MATERIAL FOR THIS TASK —
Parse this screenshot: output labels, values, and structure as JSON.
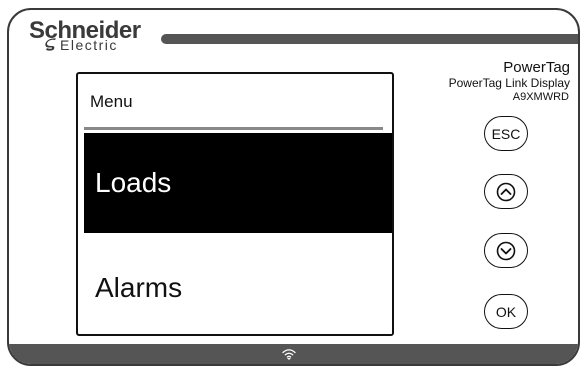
{
  "brand": {
    "name": "Schneider",
    "sub": "Electric"
  },
  "product": {
    "name": "PowerTag",
    "description": "PowerTag Link Display",
    "reference": "A9XMWRD"
  },
  "screen": {
    "title": "Menu",
    "items": [
      {
        "label": "Loads",
        "selected": true
      },
      {
        "label": "Alarms",
        "selected": false
      }
    ]
  },
  "buttons": {
    "esc": "ESC",
    "up_icon": "chevron-up-icon",
    "down_icon": "chevron-down-icon",
    "ok": "OK"
  },
  "status_bar": {
    "icon": "wifi-icon"
  },
  "colors": {
    "frame": "#3a3a3a",
    "bar": "#555555",
    "selection_bg": "#000000",
    "selection_text": "#ffffff"
  }
}
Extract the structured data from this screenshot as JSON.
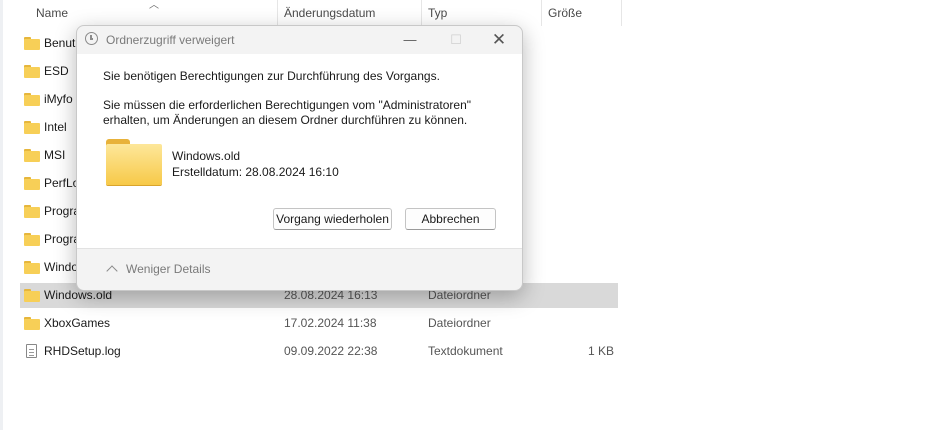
{
  "columns": {
    "name": "Name",
    "date": "Änderungsdatum",
    "type": "Typ",
    "size": "Größe"
  },
  "files": [
    {
      "name": "Benut",
      "date": "",
      "type": "",
      "size": "",
      "icon": "folder-icon"
    },
    {
      "name": "ESD",
      "date": "",
      "type": "",
      "size": "",
      "icon": "folder-icon"
    },
    {
      "name": "iMyfo",
      "date": "",
      "type": "",
      "size": "",
      "icon": "folder-icon"
    },
    {
      "name": "Intel",
      "date": "",
      "type": "",
      "size": "",
      "icon": "folder-icon"
    },
    {
      "name": "MSI",
      "date": "",
      "type": "",
      "size": "",
      "icon": "folder-icon"
    },
    {
      "name": "PerfLo",
      "date": "",
      "type": "",
      "size": "",
      "icon": "folder-icon"
    },
    {
      "name": "Progra",
      "date": "",
      "type": "",
      "size": "",
      "icon": "folder-icon"
    },
    {
      "name": "Progra",
      "date": "",
      "type": "",
      "size": "",
      "icon": "folder-icon"
    },
    {
      "name": "Windo",
      "date": "",
      "type": "",
      "size": "",
      "icon": "folder-icon"
    },
    {
      "name": "Windows.old",
      "date": "28.08.2024 16:13",
      "type": "Dateiordner",
      "size": "",
      "icon": "folder-icon"
    },
    {
      "name": "XboxGames",
      "date": "17.02.2024 11:38",
      "type": "Dateiordner",
      "size": "",
      "icon": "folder-icon"
    },
    {
      "name": "RHDSetup.log",
      "date": "09.09.2022 22:38",
      "type": "Textdokument",
      "size": "1 KB",
      "icon": "text-file-icon"
    }
  ],
  "dialog": {
    "title": "Ordnerzugriff verweigert",
    "title_icon": "clock-icon",
    "minimize_glyph": "—",
    "maximize_glyph": "☐",
    "close_glyph": "✕",
    "message": "Sie benötigen Berechtigungen zur Durchführung des Vorgangs.",
    "detail": "Sie müssen die erforderlichen Berechtigungen vom \"Administratoren\" erhalten, um Änderungen an diesem Ordner durchführen zu können.",
    "folder_name": "Windows.old",
    "folder_created": "Erstelldatum: 28.08.2024 16:10",
    "retry_label": "Vorgang wiederholen",
    "cancel_label": "Abbrechen",
    "details_toggle": "Weniger Details"
  },
  "colors": {
    "selected_row": "#d9d9d9",
    "folder_yellow": "#f7cf57"
  }
}
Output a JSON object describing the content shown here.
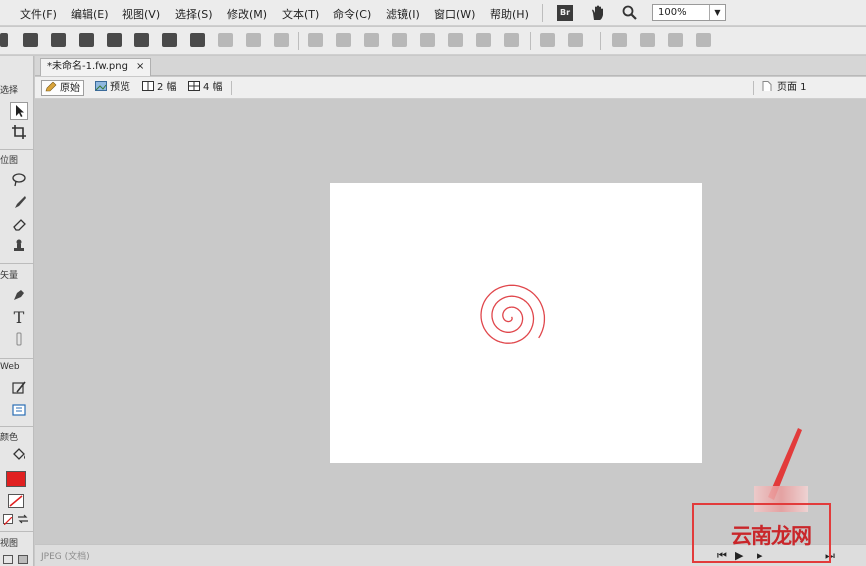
{
  "menu": {
    "items": [
      "文件(F)",
      "编辑(E)",
      "视图(V)",
      "选择(S)",
      "修改(M)",
      "文本(T)",
      "命令(C)",
      "滤镜(I)",
      "窗口(W)",
      "帮助(H)"
    ],
    "br_label": "Br",
    "zoom": "100%"
  },
  "toolbar": {
    "icons": [
      "new-icon",
      "save-icon",
      "open-icon",
      "import-icon",
      "export-icon",
      "print-icon",
      "undo-icon",
      "redo-icon",
      "cut-icon",
      "copy-icon",
      "paste-icon",
      "group-icon",
      "ungroup-icon",
      "join-icon",
      "split-icon",
      "union-icon",
      "intersect-icon",
      "punch-icon",
      "crop-icon",
      "rotate-icon",
      "align-icon",
      "distribute-icon",
      "flip-icon",
      "skew-icon",
      "distort-icon"
    ]
  },
  "tools": {
    "select_header": "选择",
    "bitmap_header": "位图",
    "vector_header": "矢量",
    "web_header": "Web",
    "colors_header": "颜色",
    "view_header": "视图",
    "text_tool": "T"
  },
  "document": {
    "tab_label": "*未命名-1.fw.png",
    "tab_close": "×",
    "views": [
      "原始",
      "预览",
      "2 幅",
      "4 幅"
    ],
    "page_label": "页面 1"
  },
  "status": {
    "format_text": "JPEG (文档)"
  },
  "watermark": {
    "text": "云南龙网"
  },
  "colors": {
    "stroke": "#e02020",
    "annotation": "#e23b3b",
    "spiral": "#e0474c"
  }
}
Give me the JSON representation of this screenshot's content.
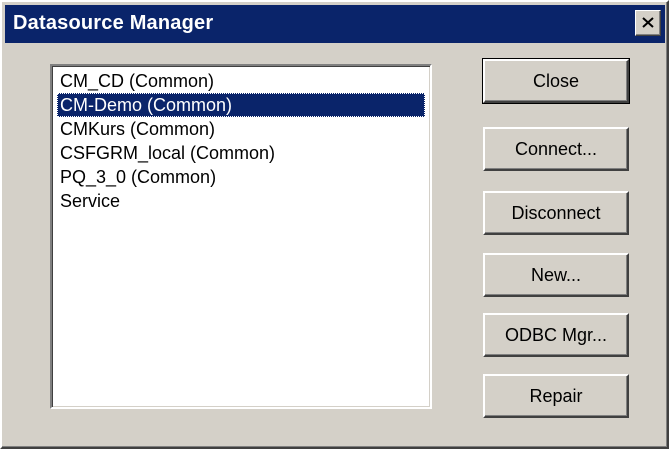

YOUR INSTRUCTIONS —
Write the listing above out again exactly, dropping each image.

RESPONSE FOR THIS EXERCISE —
Parse this screenshot: output labels, values, and structure as JSON.
{
  "brand": {
    "name": "Schneider",
    "sub": "Electric"
  },
  "product": {
    "name": "PowerTag",
    "description": "PowerTag Link Display",
    "reference": "A9XMWRD"
  },
  "screen": {
    "title": "Menu",
    "items": [
      {
        "label": "Loads",
        "selected": true
      },
      {
        "label": "Alarms",
        "selected": false
      }
    ]
  },
  "buttons": {
    "esc": "ESC",
    "up_icon": "chevron-up-icon",
    "down_icon": "chevron-down-icon",
    "ok": "OK"
  },
  "status_bar": {
    "icon": "wifi-icon"
  },
  "colors": {
    "frame": "#3a3a3a",
    "bar": "#555555",
    "selection_bg": "#000000",
    "selection_text": "#ffffff"
  }
}
Extract the structured data from this screenshot as JSON.
{
  "columns": {
    "name": "Name",
    "date": "Änderungsdatum",
    "type": "Typ",
    "size": "Größe"
  },
  "files": [
    {
      "name": "Benut",
      "date": "",
      "type": "",
      "size": "",
      "icon": "folder-icon"
    },
    {
      "name": "ESD",
      "date": "",
      "type": "",
      "size": "",
      "icon": "folder-icon"
    },
    {
      "name": "iMyfo",
      "date": "",
      "type": "",
      "size": "",
      "icon": "folder-icon"
    },
    {
      "name": "Intel",
      "date": "",
      "type": "",
      "size": "",
      "icon": "folder-icon"
    },
    {
      "name": "MSI",
      "date": "",
      "type": "",
      "size": "",
      "icon": "folder-icon"
    },
    {
      "name": "PerfLo",
      "date": "",
      "type": "",
      "size": "",
      "icon": "folder-icon"
    },
    {
      "name": "Progra",
      "date": "",
      "type": "",
      "size": "",
      "icon": "folder-icon"
    },
    {
      "name": "Progra",
      "date": "",
      "type": "",
      "size": "",
      "icon": "folder-icon"
    },
    {
      "name": "Windo",
      "date": "",
      "type": "",
      "size": "",
      "icon": "folder-icon"
    },
    {
      "name": "Windows.old",
      "date": "28.08.2024 16:13",
      "type": "Dateiordner",
      "size": "",
      "icon": "folder-icon"
    },
    {
      "name": "XboxGames",
      "date": "17.02.2024 11:38",
      "type": "Dateiordner",
      "size": "",
      "icon": "folder-icon"
    },
    {
      "name": "RHDSetup.log",
      "date": "09.09.2022 22:38",
      "type": "Textdokument",
      "size": "1 KB",
      "icon": "text-file-icon"
    }
  ],
  "dialog": {
    "title": "Ordnerzugriff verweigert",
    "title_icon": "clock-icon",
    "minimize_glyph": "—",
    "maximize_glyph": "☐",
    "close_glyph": "✕",
    "message": "Sie benötigen Berechtigungen zur Durchführung des Vorgangs.",
    "detail": "Sie müssen die erforderlichen Berechtigungen vom \"Administratoren\" erhalten, um Änderungen an diesem Ordner durchführen zu können.",
    "folder_name": "Windows.old",
    "folder_created": "Erstelldatum: 28.08.2024 16:10",
    "retry_label": "Vorgang wiederholen",
    "cancel_label": "Abbrechen",
    "details_toggle": "Weniger Details"
  },
  "colors": {
    "selected_row": "#d9d9d9",
    "folder_yellow": "#f7cf57"
  }
}
Output a JSON object describing the content shown here.
{
  "menu": {
    "items": [
      "文件(F)",
      "编辑(E)",
      "视图(V)",
      "选择(S)",
      "修改(M)",
      "文本(T)",
      "命令(C)",
      "滤镜(I)",
      "窗口(W)",
      "帮助(H)"
    ],
    "br_label": "Br",
    "zoom": "100%"
  },
  "toolbar": {
    "icons": [
      "new-icon",
      "save-icon",
      "open-icon",
      "import-icon",
      "export-icon",
      "print-icon",
      "undo-icon",
      "redo-icon",
      "cut-icon",
      "copy-icon",
      "paste-icon",
      "group-icon",
      "ungroup-icon",
      "join-icon",
      "split-icon",
      "union-icon",
      "intersect-icon",
      "punch-icon",
      "crop-icon",
      "rotate-icon",
      "align-icon",
      "distribute-icon",
      "flip-icon",
      "skew-icon",
      "distort-icon"
    ]
  },
  "tools": {
    "select_header": "选择",
    "bitmap_header": "位图",
    "vector_header": "矢量",
    "web_header": "Web",
    "colors_header": "颜色",
    "view_header": "视图",
    "text_tool": "T"
  },
  "document": {
    "tab_label": "*未命名-1.fw.png",
    "tab_close": "×",
    "views": [
      "原始",
      "预览",
      "2 幅",
      "4 幅"
    ],
    "page_label": "页面 1"
  },
  "status": {
    "format_text": "JPEG (文档)"
  },
  "watermark": {
    "text": "云南龙网"
  },
  "colors": {
    "stroke": "#e02020",
    "annotation": "#e23b3b",
    "spiral": "#e0474c"
  }
}
Give me the JSON representation of this screenshot's content.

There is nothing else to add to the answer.